• **REQUIREMENTS**
Return every line of the items below that contains the string "reply".

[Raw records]
===
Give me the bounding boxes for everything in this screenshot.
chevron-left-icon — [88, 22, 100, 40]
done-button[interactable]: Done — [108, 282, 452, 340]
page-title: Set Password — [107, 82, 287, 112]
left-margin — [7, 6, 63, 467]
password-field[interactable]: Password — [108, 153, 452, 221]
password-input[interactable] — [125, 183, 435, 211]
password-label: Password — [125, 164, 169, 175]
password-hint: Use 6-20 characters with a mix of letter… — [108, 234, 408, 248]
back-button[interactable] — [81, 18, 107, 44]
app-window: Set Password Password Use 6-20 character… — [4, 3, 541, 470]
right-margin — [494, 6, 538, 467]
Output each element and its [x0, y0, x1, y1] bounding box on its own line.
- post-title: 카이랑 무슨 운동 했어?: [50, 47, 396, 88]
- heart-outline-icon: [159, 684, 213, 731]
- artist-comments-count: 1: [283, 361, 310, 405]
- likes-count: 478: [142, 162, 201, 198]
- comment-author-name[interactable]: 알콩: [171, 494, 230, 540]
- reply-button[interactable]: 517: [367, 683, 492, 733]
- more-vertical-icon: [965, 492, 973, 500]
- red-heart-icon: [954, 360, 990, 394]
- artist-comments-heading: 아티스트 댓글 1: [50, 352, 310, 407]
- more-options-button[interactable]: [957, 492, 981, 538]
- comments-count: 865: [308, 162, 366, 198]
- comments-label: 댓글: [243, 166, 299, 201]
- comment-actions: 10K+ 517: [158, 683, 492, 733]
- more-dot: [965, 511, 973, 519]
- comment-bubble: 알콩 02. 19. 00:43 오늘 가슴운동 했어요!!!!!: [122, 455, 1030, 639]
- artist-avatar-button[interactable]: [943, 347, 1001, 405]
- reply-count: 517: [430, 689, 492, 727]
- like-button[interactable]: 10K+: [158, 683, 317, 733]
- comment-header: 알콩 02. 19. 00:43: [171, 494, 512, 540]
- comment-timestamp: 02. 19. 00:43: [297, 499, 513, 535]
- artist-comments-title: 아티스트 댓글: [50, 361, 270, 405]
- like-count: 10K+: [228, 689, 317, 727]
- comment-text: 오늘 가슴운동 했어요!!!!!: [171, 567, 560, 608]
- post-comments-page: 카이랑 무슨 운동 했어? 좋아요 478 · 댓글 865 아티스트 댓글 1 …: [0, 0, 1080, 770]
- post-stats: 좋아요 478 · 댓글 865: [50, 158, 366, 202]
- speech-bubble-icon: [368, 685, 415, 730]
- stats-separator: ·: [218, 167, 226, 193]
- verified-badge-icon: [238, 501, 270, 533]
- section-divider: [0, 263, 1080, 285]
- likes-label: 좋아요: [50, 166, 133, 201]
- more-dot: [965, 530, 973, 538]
===
• **TASK RESPONSE**
- reply-button[interactable]: 517: [367, 683, 492, 733]
- reply-count: 517: [430, 689, 492, 727]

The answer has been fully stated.